*WORK REQUEST*: Return all of the entries below, word for word. Omit each picture.

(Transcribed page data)
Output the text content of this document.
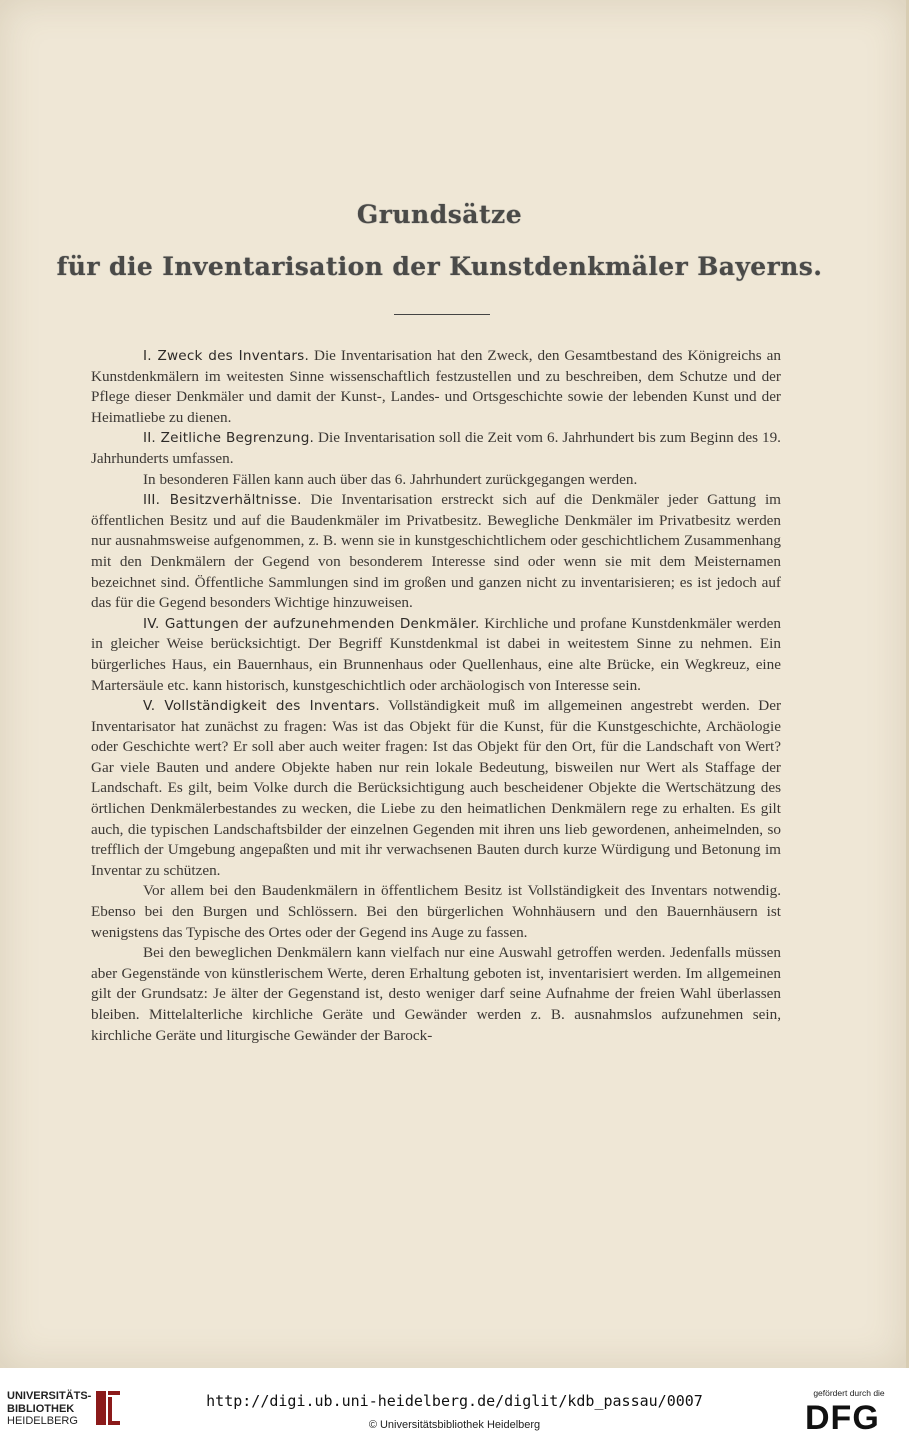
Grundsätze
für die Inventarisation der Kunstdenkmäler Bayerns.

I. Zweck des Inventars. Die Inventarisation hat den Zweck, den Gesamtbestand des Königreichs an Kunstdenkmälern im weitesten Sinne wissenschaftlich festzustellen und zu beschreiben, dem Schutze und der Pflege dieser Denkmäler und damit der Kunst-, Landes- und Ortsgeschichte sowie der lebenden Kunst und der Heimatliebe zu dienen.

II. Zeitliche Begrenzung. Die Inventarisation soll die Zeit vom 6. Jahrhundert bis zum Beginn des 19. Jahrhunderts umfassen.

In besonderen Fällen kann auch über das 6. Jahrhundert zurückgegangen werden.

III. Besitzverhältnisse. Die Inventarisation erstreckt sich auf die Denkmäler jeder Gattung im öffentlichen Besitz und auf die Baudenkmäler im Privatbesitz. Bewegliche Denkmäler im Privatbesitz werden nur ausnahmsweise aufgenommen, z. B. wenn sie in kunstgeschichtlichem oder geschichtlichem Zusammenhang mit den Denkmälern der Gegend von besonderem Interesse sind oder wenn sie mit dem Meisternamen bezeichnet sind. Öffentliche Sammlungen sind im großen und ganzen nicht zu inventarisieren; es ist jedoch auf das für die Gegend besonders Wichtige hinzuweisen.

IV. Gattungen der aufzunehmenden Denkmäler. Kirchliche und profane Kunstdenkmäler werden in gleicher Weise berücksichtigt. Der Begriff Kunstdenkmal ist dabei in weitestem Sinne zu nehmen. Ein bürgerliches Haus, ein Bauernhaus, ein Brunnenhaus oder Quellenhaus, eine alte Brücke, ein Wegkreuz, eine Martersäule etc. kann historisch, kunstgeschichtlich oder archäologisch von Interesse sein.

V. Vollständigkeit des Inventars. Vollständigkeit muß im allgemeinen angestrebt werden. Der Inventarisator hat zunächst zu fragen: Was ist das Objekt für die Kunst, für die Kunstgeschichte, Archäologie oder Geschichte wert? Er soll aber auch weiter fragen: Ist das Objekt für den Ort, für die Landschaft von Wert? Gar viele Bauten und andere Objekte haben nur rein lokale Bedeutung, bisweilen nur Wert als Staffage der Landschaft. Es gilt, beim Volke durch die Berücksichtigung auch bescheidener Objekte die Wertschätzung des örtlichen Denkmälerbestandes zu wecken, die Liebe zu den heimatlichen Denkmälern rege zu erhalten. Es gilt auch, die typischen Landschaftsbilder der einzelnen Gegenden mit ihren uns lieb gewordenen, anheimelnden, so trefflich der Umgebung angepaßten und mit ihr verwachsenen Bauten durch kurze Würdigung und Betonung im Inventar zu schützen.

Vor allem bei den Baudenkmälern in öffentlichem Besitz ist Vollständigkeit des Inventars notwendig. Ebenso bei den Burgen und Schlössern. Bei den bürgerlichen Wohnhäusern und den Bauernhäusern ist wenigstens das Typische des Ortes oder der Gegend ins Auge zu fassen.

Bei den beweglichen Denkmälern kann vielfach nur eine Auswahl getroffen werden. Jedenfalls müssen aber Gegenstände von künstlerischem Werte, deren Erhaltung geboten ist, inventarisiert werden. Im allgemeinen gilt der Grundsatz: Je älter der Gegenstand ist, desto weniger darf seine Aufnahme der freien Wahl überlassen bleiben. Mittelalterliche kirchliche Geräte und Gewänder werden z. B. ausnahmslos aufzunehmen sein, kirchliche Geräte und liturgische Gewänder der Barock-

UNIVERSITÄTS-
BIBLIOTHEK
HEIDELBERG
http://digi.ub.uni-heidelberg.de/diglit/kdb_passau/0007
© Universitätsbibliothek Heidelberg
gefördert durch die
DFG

*RESULT OF THE TASK*:
Output the text content of this document.
Grundsätze
für die Inventarisation der Kunstdenkmäler Bayerns.

I. Zweck des Inventars. Die Inventarisation hat den Zweck, den Gesamtbestand des Königreichs an Kunstdenkmälern im weitesten Sinne wissenschaftlich festzustellen und zu beschreiben, dem Schutze und der Pflege dieser Denkmäler und damit der Kunst-, Landes- und Ortsgeschichte sowie der lebenden Kunst und der Heimatliebe zu dienen.

II. Zeitliche Begrenzung. Die Inventarisation soll die Zeit vom 6. Jahrhundert bis zum Beginn des 19. Jahrhunderts umfassen.

In besonderen Fällen kann auch über das 6. Jahrhundert zurückgegangen werden.

III. Besitzverhältnisse. Die Inventarisation erstreckt sich auf die Denkmäler jeder Gattung im öffentlichen Besitz und auf die Baudenkmäler im Privatbesitz. Bewegliche Denkmäler im Privatbesitz werden nur ausnahmsweise aufgenommen, z. B. wenn sie in kunstgeschichtlichem oder geschichtlichem Zusammenhang mit den Denkmälern der Gegend von besonderem Interesse sind oder wenn sie mit dem Meisternamen bezeichnet sind. Öffentliche Sammlungen sind im großen und ganzen nicht zu inventarisieren; es ist jedoch auf das für die Gegend besonders Wichtige hinzuweisen.

IV. Gattungen der aufzunehmenden Denkmäler. Kirchliche und profane Kunstdenkmäler werden in gleicher Weise berücksichtigt. Der Begriff Kunstdenkmal ist dabei in weitestem Sinne zu nehmen. Ein bürgerliches Haus, ein Bauernhaus, ein Brunnenhaus oder Quellenhaus, eine alte Brücke, ein Wegkreuz, eine Martersäule etc. kann historisch, kunstgeschichtlich oder archäologisch von Interesse sein.

V. Vollständigkeit des Inventars. Vollständigkeit muß im allgemeinen angestrebt werden. Der Inventarisator hat zunächst zu fragen: Was ist das Objekt für die Kunst, für die Kunstgeschichte, Archäologie oder Geschichte wert? Er soll aber auch weiter fragen: Ist das Objekt für den Ort, für die Landschaft von Wert? Gar viele Bauten und andere Objekte haben nur rein lokale Bedeutung, bisweilen nur Wert als Staffage der Landschaft. Es gilt, beim Volke durch die Berücksichtigung auch bescheidener Objekte die Wertschätzung des örtlichen Denkmälerbestandes zu wecken, die Liebe zu den heimatlichen Denkmälern rege zu erhalten. Es gilt auch, die typischen Landschaftsbilder der einzelnen Gegenden mit ihren uns lieb gewordenen, anheimelnden, so trefflich der Umgebung angepaßten und mit ihr verwachsenen Bauten durch kurze Würdigung und Betonung im Inventar zu schützen.

Vor allem bei den Baudenkmälern in öffentlichem Besitz ist Vollständigkeit des Inventars notwendig. Ebenso bei den Burgen und Schlössern. Bei den bürgerlichen Wohnhäusern und den Bauernhäusern ist wenigstens das Typische des Ortes oder der Gegend ins Auge zu fassen.

Bei den beweglichen Denkmälern kann vielfach nur eine Auswahl getroffen werden. Jedenfalls müssen aber Gegenstände von künstlerischem Werte, deren Erhaltung geboten ist, inventarisiert werden. Im allgemeinen gilt der Grundsatz: Je älter der Gegenstand ist, desto weniger darf seine Aufnahme der freien Wahl überlassen bleiben. Mittelalterliche kirchliche Geräte und Gewänder werden z. B. ausnahmslos aufzunehmen sein, kirchliche Geräte und liturgische Gewänder der Barock-

UNIVERSITÄTS-
BIBLIOTHEK
HEIDELBERG
http://digi.ub.uni-heidelberg.de/diglit/kdb_passau/0007
© Universitätsbibliothek Heidelberg
gefördert durch die
DFG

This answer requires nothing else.